* Start Material shown *
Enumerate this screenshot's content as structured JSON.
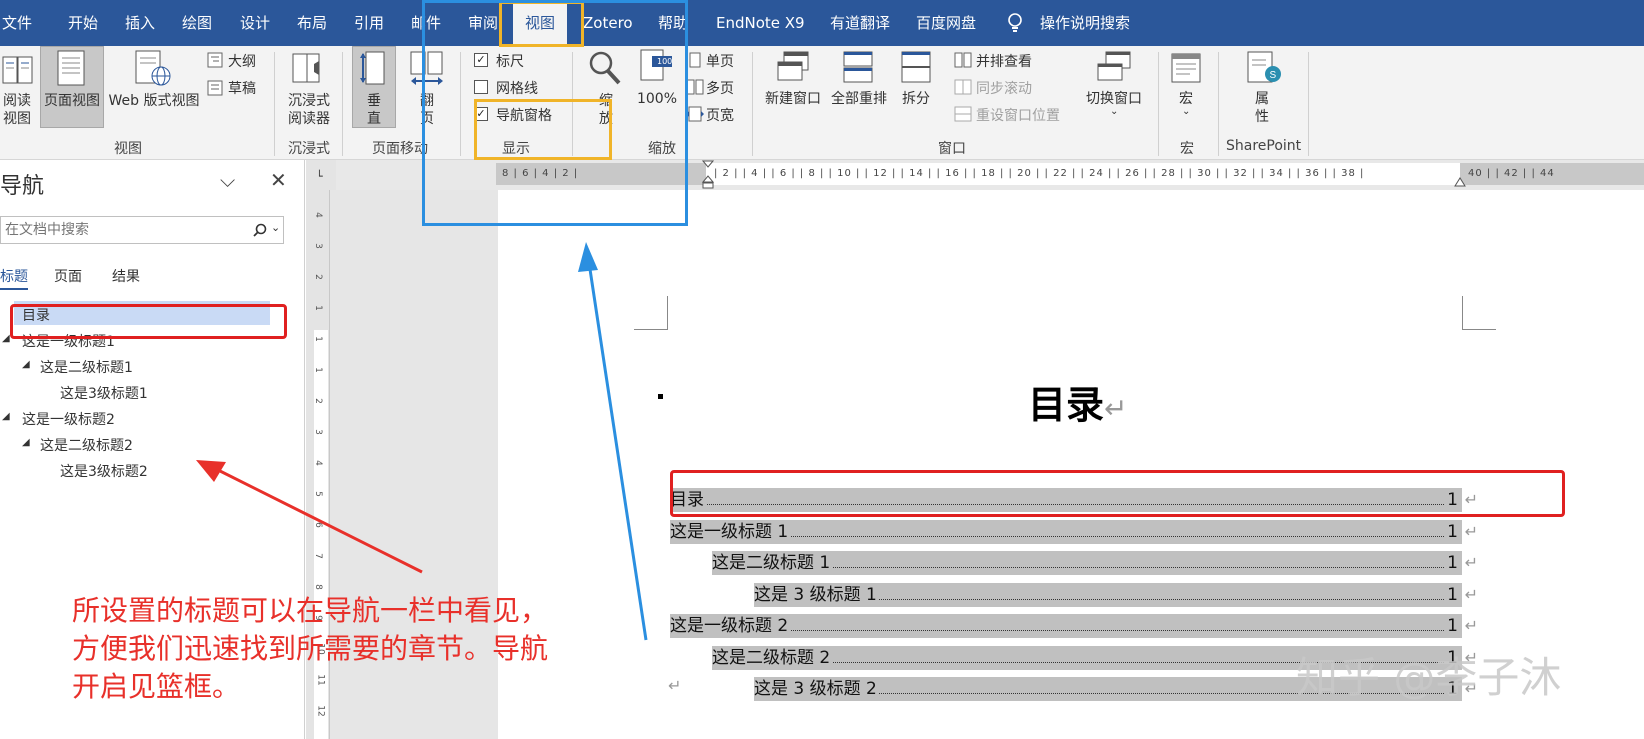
{
  "tabs": [
    "文件",
    "开始",
    "插入",
    "绘图",
    "设计",
    "布局",
    "引用",
    "邮件",
    "审阅",
    "视图",
    "Zotero",
    "帮助",
    "EndNote X9",
    "有道翻译",
    "百度网盘",
    "操作说明搜索"
  ],
  "ribbon": {
    "view_group": {
      "read_mode": "阅读视图",
      "read_mode_l1": "阅读",
      "read_mode_l2": "视图",
      "print_layout": "页面视图",
      "web_layout": "Web 版式视图",
      "outline": "大纲",
      "draft": "草稿",
      "label": "视图"
    },
    "immersive_group": {
      "reader_l1": "沉浸式",
      "reader_l2": "阅读器",
      "label": "沉浸式"
    },
    "page_move_group": {
      "vertical_l1": "垂",
      "vertical_l2": "直",
      "flip_l1": "翻",
      "flip_l2": "页",
      "label": "页面移动"
    },
    "show_group": {
      "ruler": "标尺",
      "gridlines": "网格线",
      "nav_pane": "导航窗格",
      "ruler_checked": true,
      "gridlines_checked": false,
      "nav_pane_checked": true,
      "label": "显示"
    },
    "zoom_group": {
      "zoom_l1": "缩",
      "zoom_l2": "放",
      "percent": "100%",
      "percent_badge": "100",
      "one_page": "单页",
      "multi_page": "多页",
      "page_width": "页宽",
      "label": "缩放"
    },
    "window_group": {
      "new_window": "新建窗口",
      "arrange_all": "全部重排",
      "split": "拆分",
      "side_by_side": "并排查看",
      "sync_scroll": "同步滚动",
      "reset_position": "重设窗口位置",
      "switch_windows": "切换窗口",
      "label": "窗口"
    },
    "macros_group": {
      "macros": "宏",
      "label": "宏"
    },
    "sharepoint_group": {
      "properties_l1": "属",
      "properties_l2": "性",
      "label": "SharePoint"
    }
  },
  "nav": {
    "title": "导航",
    "search_placeholder": "在文档中搜索",
    "tabs": [
      "标题",
      "页面",
      "结果"
    ],
    "items": [
      {
        "label": "目录",
        "level": 0,
        "selected": true
      },
      {
        "label": "这是一级标题1",
        "level": 1
      },
      {
        "label": "这是二级标题1",
        "level": 2
      },
      {
        "label": "这是3级标题1",
        "level": 3
      },
      {
        "label": "这是一级标题2",
        "level": 1
      },
      {
        "label": "这是二级标题2",
        "level": 2
      },
      {
        "label": "这是3级标题2",
        "level": 3
      }
    ]
  },
  "ruler": {
    "left_numbers": "8 | 6 | 4 | 2 |",
    "right_numbers": "| 2 | | 4 | | 6 | | 8 | | 10 | | 12 | | 14 | | 16 | | 18 | | 20 | | 22 | | 24 | | 26 | | 28 | | 30 | | 32 | | 34 | | 36 | | 38 |",
    "tail_numbers": "40 | | 42 | | 44",
    "vertical_numbers": [
      "4",
      "3",
      "2",
      "1",
      "1",
      "1",
      "2",
      "3",
      "4",
      "5",
      "6",
      "7",
      "8",
      "9",
      "10",
      "11",
      "12"
    ]
  },
  "document": {
    "title": "目录",
    "return_mark": "↵",
    "toc": [
      {
        "text": "目录",
        "page": "1",
        "indent": 0
      },
      {
        "text": "这是一级标题 1",
        "page": "1",
        "indent": 0
      },
      {
        "text": "这是二级标题 1",
        "page": "1",
        "indent": 1
      },
      {
        "text": "这是 3 级标题 1",
        "page": "1",
        "indent": 2
      },
      {
        "text": "这是一级标题 2",
        "page": "1",
        "indent": 0
      },
      {
        "text": "这是二级标题 2",
        "page": "1",
        "indent": 1
      },
      {
        "text": "这是 3 级标题 2",
        "page": "1",
        "indent": 2
      }
    ]
  },
  "annotation": {
    "lines": [
      "所设置的标题可以在导航一栏中看见，",
      "方便我们迅速找到所需要的章节。导航",
      "开启见篮框。"
    ]
  },
  "watermark": "知乎 @李子沐",
  "colors": {
    "accent": "#2b579a",
    "annotation_red": "#e8302a",
    "annotation_blue": "#2b8fe0",
    "annotation_yellow": "#f0b429",
    "toc_highlight": "#c0c0c0"
  }
}
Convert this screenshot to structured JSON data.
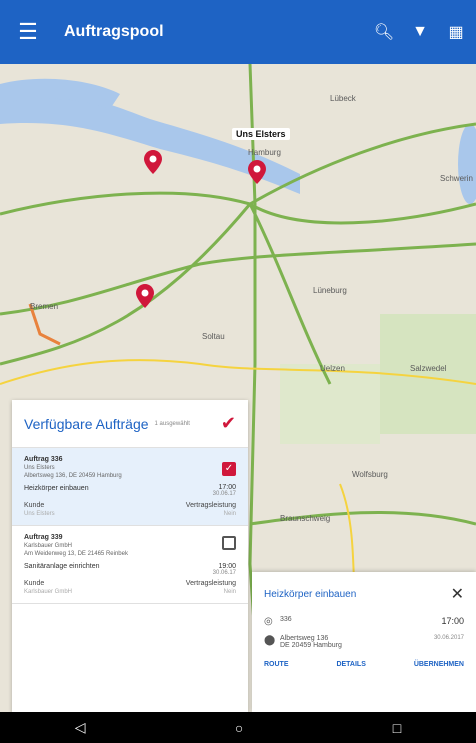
* End Material shown *
## Requirement
Exclude the pictures and repeat every other part of the records word for word.

## The answer
Enumerate this screenshot's content as structured JSON.
{
  "tabs": [
    "文件",
    "开始",
    "插入",
    "绘图",
    "设计",
    "布局",
    "引用",
    "邮件",
    "审阅",
    "视图",
    "Zotero",
    "帮助",
    "EndNote X9",
    "有道翻译",
    "百度网盘",
    "操作说明搜索"
  ],
  "ribbon": {
    "view_group": {
      "read_mode": "阅读视图",
      "read_mode_l1": "阅读",
      "read_mode_l2": "视图",
      "print_layout": "页面视图",
      "web_layout": "Web 版式视图",
      "outline": "大纲",
      "draft": "草稿",
      "label": "视图"
    },
    "immersive_group": {
      "reader_l1": "沉浸式",
      "reader_l2": "阅读器",
      "label": "沉浸式"
    },
    "page_move_group": {
      "vertical_l1": "垂",
      "vertical_l2": "直",
      "flip_l1": "翻",
      "flip_l2": "页",
      "label": "页面移动"
    },
    "show_group": {
      "ruler": "标尺",
      "gridlines": "网格线",
      "nav_pane": "导航窗格",
      "ruler_checked": true,
      "gridlines_checked": false,
      "nav_pane_checked": true,
      "label": "显示"
    },
    "zoom_group": {
      "zoom_l1": "缩",
      "zoom_l2": "放",
      "percent": "100%",
      "percent_badge": "100",
      "one_page": "单页",
      "multi_page": "多页",
      "page_width": "页宽",
      "label": "缩放"
    },
    "window_group": {
      "new_window": "新建窗口",
      "arrange_all": "全部重排",
      "split": "拆分",
      "side_by_side": "并排查看",
      "sync_scroll": "同步滚动",
      "reset_position": "重设窗口位置",
      "switch_windows": "切换窗口",
      "label": "窗口"
    },
    "macros_group": {
      "macros": "宏",
      "label": "宏"
    },
    "sharepoint_group": {
      "properties_l1": "属",
      "properties_l2": "性",
      "label": "SharePoint"
    }
  },
  "nav": {
    "title": "导航",
    "search_placeholder": "在文档中搜索",
    "tabs": [
      "标题",
      "页面",
      "结果"
    ],
    "items": [
      {
        "label": "目录",
        "level": 0,
        "selected": true
      },
      {
        "label": "这是一级标题1",
        "level": 1
      },
      {
        "label": "这是二级标题1",
        "level": 2
      },
      {
        "label": "这是3级标题1",
        "level": 3
      },
      {
        "label": "这是一级标题2",
        "level": 1
      },
      {
        "label": "这是二级标题2",
        "level": 2
      },
      {
        "label": "这是3级标题2",
        "level": 3
      }
    ]
  },
  "ruler": {
    "left_numbers": "8 | 6 | 4 | 2 |",
    "right_numbers": "| 2 | | 4 | | 6 | | 8 | | 10 | | 12 | | 14 | | 16 | | 18 | | 20 | | 22 | | 24 | | 26 | | 28 | | 30 | | 32 | | 34 | | 36 | | 38 |",
    "tail_numbers": "40 | | 42 | | 44",
    "vertical_numbers": [
      "4",
      "3",
      "2",
      "1",
      "1",
      "1",
      "2",
      "3",
      "4",
      "5",
      "6",
      "7",
      "8",
      "9",
      "10",
      "11",
      "12"
    ]
  },
  "document": {
    "title": "目录",
    "return_mark": "↵",
    "toc": [
      {
        "text": "目录",
        "page": "1",
        "indent": 0
      },
      {
        "text": "这是一级标题 1",
        "page": "1",
        "indent": 0
      },
      {
        "text": "这是二级标题 1",
        "page": "1",
        "indent": 1
      },
      {
        "text": "这是 3 级标题 1",
        "page": "1",
        "indent": 2
      },
      {
        "text": "这是一级标题 2",
        "page": "1",
        "indent": 0
      },
      {
        "text": "这是二级标题 2",
        "page": "1",
        "indent": 1
      },
      {
        "text": "这是 3 级标题 2",
        "page": "1",
        "indent": 2
      }
    ]
  },
  "annotation": {
    "lines": [
      "所设置的标题可以在导航一栏中看见，",
      "方便我们迅速找到所需要的章节。导航",
      "开启见篮框。"
    ]
  },
  "watermark": "知乎 @李子沐",
  "colors": {
    "accent": "#2b579a",
    "annotation_red": "#e8302a",
    "annotation_blue": "#2b8fe0",
    "annotation_yellow": "#f0b429",
    "toc_highlight": "#c0c0c0"
  }
}
Convert this screenshot to structured JSON data.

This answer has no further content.